[Records excerpted from a collection]
* start *
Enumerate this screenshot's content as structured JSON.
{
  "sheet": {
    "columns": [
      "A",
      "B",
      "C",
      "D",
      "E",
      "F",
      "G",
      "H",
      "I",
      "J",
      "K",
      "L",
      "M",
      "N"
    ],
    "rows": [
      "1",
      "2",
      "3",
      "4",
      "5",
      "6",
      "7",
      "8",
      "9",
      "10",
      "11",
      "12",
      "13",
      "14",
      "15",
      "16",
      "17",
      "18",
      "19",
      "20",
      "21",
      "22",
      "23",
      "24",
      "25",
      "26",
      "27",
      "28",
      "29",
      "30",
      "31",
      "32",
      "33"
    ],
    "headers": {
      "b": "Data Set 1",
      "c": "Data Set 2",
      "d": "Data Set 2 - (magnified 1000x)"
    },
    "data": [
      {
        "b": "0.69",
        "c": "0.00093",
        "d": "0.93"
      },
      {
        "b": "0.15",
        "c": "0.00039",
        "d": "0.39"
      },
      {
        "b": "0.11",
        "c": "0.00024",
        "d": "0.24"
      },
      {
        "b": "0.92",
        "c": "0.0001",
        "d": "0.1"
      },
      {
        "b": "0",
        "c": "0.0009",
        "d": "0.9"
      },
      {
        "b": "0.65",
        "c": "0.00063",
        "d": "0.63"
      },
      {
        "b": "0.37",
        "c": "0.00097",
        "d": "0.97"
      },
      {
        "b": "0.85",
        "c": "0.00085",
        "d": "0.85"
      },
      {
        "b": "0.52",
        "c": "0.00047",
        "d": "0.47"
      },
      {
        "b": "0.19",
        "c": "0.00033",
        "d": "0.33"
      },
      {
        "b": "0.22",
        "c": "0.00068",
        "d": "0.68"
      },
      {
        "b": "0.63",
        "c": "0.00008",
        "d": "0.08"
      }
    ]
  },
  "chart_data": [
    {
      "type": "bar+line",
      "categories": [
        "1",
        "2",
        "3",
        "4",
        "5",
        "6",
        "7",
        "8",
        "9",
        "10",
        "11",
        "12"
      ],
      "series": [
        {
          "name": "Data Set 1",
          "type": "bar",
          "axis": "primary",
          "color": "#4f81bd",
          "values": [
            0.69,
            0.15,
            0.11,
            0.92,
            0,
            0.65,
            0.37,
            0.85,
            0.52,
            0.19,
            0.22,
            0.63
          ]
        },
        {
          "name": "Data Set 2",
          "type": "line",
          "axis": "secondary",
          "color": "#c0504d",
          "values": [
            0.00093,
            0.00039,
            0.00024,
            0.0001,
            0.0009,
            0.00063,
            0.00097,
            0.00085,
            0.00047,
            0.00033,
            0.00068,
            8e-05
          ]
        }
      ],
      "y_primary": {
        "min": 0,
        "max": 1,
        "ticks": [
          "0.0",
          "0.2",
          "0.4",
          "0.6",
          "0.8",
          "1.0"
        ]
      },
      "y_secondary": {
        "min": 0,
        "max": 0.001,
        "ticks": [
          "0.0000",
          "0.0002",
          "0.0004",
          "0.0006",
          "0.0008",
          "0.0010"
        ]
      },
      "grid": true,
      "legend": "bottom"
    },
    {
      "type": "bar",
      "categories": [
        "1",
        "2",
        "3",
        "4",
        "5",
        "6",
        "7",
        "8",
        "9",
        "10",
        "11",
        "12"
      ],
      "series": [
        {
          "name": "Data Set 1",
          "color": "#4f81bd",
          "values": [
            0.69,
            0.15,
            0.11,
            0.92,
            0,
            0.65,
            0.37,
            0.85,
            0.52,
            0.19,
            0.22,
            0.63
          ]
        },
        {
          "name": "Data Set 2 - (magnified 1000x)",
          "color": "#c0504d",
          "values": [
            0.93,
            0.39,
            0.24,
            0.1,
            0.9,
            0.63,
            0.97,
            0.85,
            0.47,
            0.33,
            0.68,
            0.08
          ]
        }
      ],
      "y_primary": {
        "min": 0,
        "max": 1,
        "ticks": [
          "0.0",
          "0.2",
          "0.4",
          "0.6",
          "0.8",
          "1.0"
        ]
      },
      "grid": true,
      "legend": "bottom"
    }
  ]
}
* end *
(Task directions):
Repeat each record exactly. Omit nothing.

(Task answer):
Enumerate this screenshot's content as structured JSON.
{
  "sheet": {
    "columns": [
      "A",
      "B",
      "C",
      "D",
      "E",
      "F",
      "G",
      "H",
      "I",
      "J",
      "K",
      "L",
      "M",
      "N"
    ],
    "rows": [
      "1",
      "2",
      "3",
      "4",
      "5",
      "6",
      "7",
      "8",
      "9",
      "10",
      "11",
      "12",
      "13",
      "14",
      "15",
      "16",
      "17",
      "18",
      "19",
      "20",
      "21",
      "22",
      "23",
      "24",
      "25",
      "26",
      "27",
      "28",
      "29",
      "30",
      "31",
      "32",
      "33"
    ],
    "headers": {
      "b": "Data Set 1",
      "c": "Data Set 2",
      "d": "Data Set 2 - (magnified 1000x)"
    },
    "data": [
      {
        "b": "0.69",
        "c": "0.00093",
        "d": "0.93"
      },
      {
        "b": "0.15",
        "c": "0.00039",
        "d": "0.39"
      },
      {
        "b": "0.11",
        "c": "0.00024",
        "d": "0.24"
      },
      {
        "b": "0.92",
        "c": "0.0001",
        "d": "0.1"
      },
      {
        "b": "0",
        "c": "0.0009",
        "d": "0.9"
      },
      {
        "b": "0.65",
        "c": "0.00063",
        "d": "0.63"
      },
      {
        "b": "0.37",
        "c": "0.00097",
        "d": "0.97"
      },
      {
        "b": "0.85",
        "c": "0.00085",
        "d": "0.85"
      },
      {
        "b": "0.52",
        "c": "0.00047",
        "d": "0.47"
      },
      {
        "b": "0.19",
        "c": "0.00033",
        "d": "0.33"
      },
      {
        "b": "0.22",
        "c": "0.00068",
        "d": "0.68"
      },
      {
        "b": "0.63",
        "c": "0.00008",
        "d": "0.08"
      }
    ]
  },
  "chart_data": [
    {
      "type": "bar+line",
      "categories": [
        "1",
        "2",
        "3",
        "4",
        "5",
        "6",
        "7",
        "8",
        "9",
        "10",
        "11",
        "12"
      ],
      "series": [
        {
          "name": "Data Set 1",
          "type": "bar",
          "axis": "primary",
          "color": "#4f81bd",
          "values": [
            0.69,
            0.15,
            0.11,
            0.92,
            0,
            0.65,
            0.37,
            0.85,
            0.52,
            0.19,
            0.22,
            0.63
          ]
        },
        {
          "name": "Data Set 2",
          "type": "line",
          "axis": "secondary",
          "color": "#c0504d",
          "values": [
            0.00093,
            0.00039,
            0.00024,
            0.0001,
            0.0009,
            0.00063,
            0.00097,
            0.00085,
            0.00047,
            0.00033,
            0.00068,
            8e-05
          ]
        }
      ],
      "y_primary": {
        "min": 0,
        "max": 1,
        "ticks": [
          "0.0",
          "0.2",
          "0.4",
          "0.6",
          "0.8",
          "1.0"
        ]
      },
      "y_secondary": {
        "min": 0,
        "max": 0.001,
        "ticks": [
          "0.0000",
          "0.0002",
          "0.0004",
          "0.0006",
          "0.0008",
          "0.0010"
        ]
      },
      "grid": true,
      "legend": "bottom"
    },
    {
      "type": "bar",
      "categories": [
        "1",
        "2",
        "3",
        "4",
        "5",
        "6",
        "7",
        "8",
        "9",
        "10",
        "11",
        "12"
      ],
      "series": [
        {
          "name": "Data Set 1",
          "color": "#4f81bd",
          "values": [
            0.69,
            0.15,
            0.11,
            0.92,
            0,
            0.65,
            0.37,
            0.85,
            0.52,
            0.19,
            0.22,
            0.63
          ]
        },
        {
          "name": "Data Set 2 - (magnified 1000x)",
          "color": "#c0504d",
          "values": [
            0.93,
            0.39,
            0.24,
            0.1,
            0.9,
            0.63,
            0.97,
            0.85,
            0.47,
            0.33,
            0.68,
            0.08
          ]
        }
      ],
      "y_primary": {
        "min": 0,
        "max": 1,
        "ticks": [
          "0.0",
          "0.2",
          "0.4",
          "0.6",
          "0.8",
          "1.0"
        ]
      },
      "grid": true,
      "legend": "bottom"
    }
  ]
}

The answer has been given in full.